>> begin The records

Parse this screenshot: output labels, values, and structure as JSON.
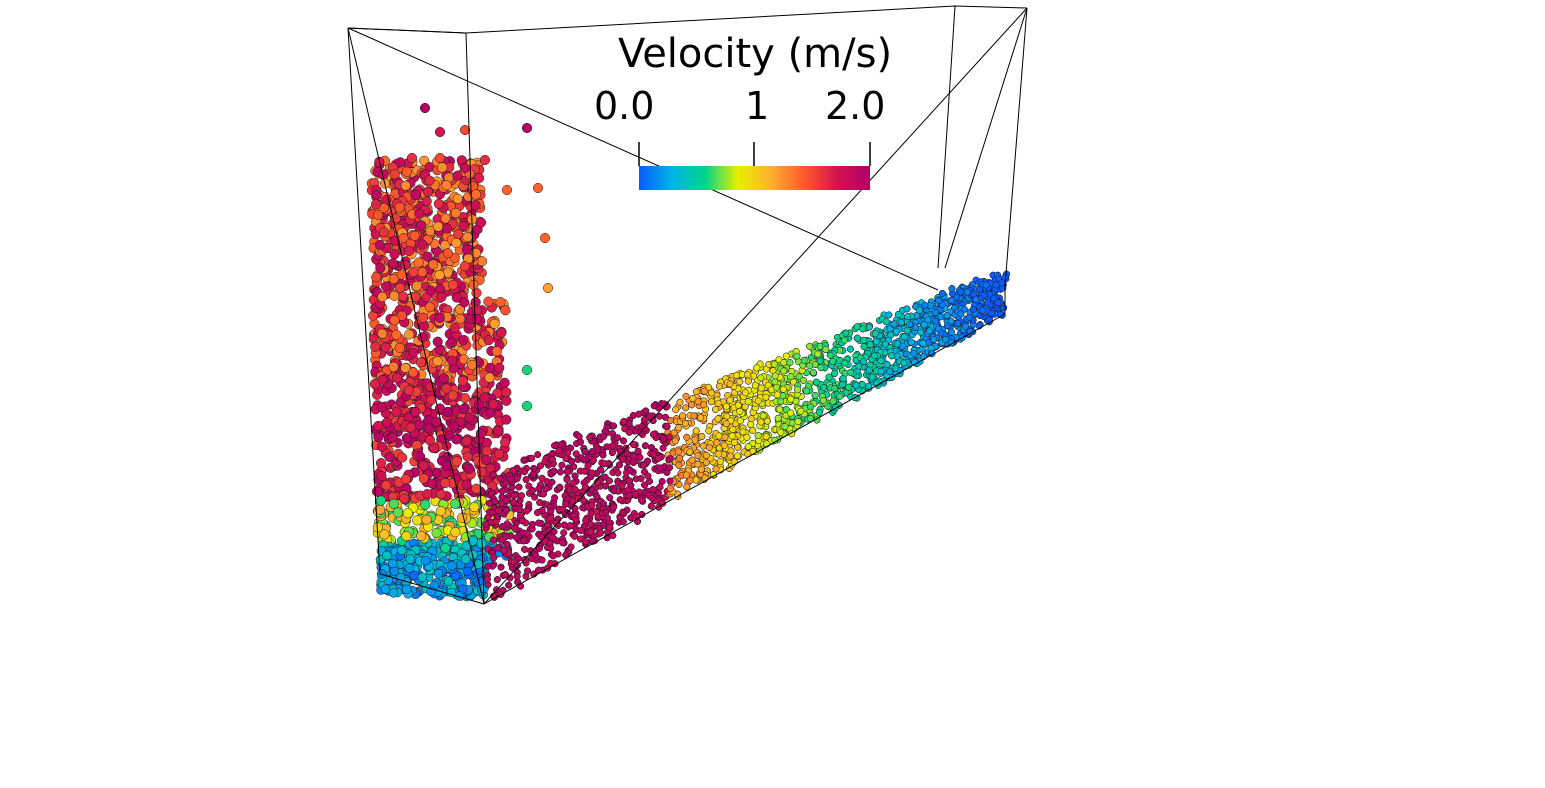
{
  "legend": {
    "title": "Velocity (m/s)",
    "ticks": {
      "min": "0.0",
      "mid": "1",
      "max": "2.0"
    },
    "range": [
      0.0,
      2.0
    ],
    "colormap": [
      "#0a5cff",
      "#00b3e6",
      "#00d48a",
      "#e8f000",
      "#ffb030",
      "#ff5a2a",
      "#d4134f",
      "#b0006a"
    ]
  },
  "scene": {
    "background": "#ffffff",
    "wireframe_color": "#000000",
    "particle_outline": "#1a1a1a"
  }
}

>> end The records

Requirement
Copy the listing over exactly, skipping the pictures it holds.

Result of the task
Parse this screenshot: output labels, values, and structure as JSON.
{
  "legend": {
    "title": "Velocity (m/s)",
    "ticks": {
      "min": "0.0",
      "mid": "1",
      "max": "2.0"
    },
    "range": [
      0.0,
      2.0
    ],
    "colormap": [
      "#0a5cff",
      "#00b3e6",
      "#00d48a",
      "#e8f000",
      "#ffb030",
      "#ff5a2a",
      "#d4134f",
      "#b0006a"
    ]
  },
  "scene": {
    "background": "#ffffff",
    "wireframe_color": "#000000",
    "particle_outline": "#1a1a1a"
  }
}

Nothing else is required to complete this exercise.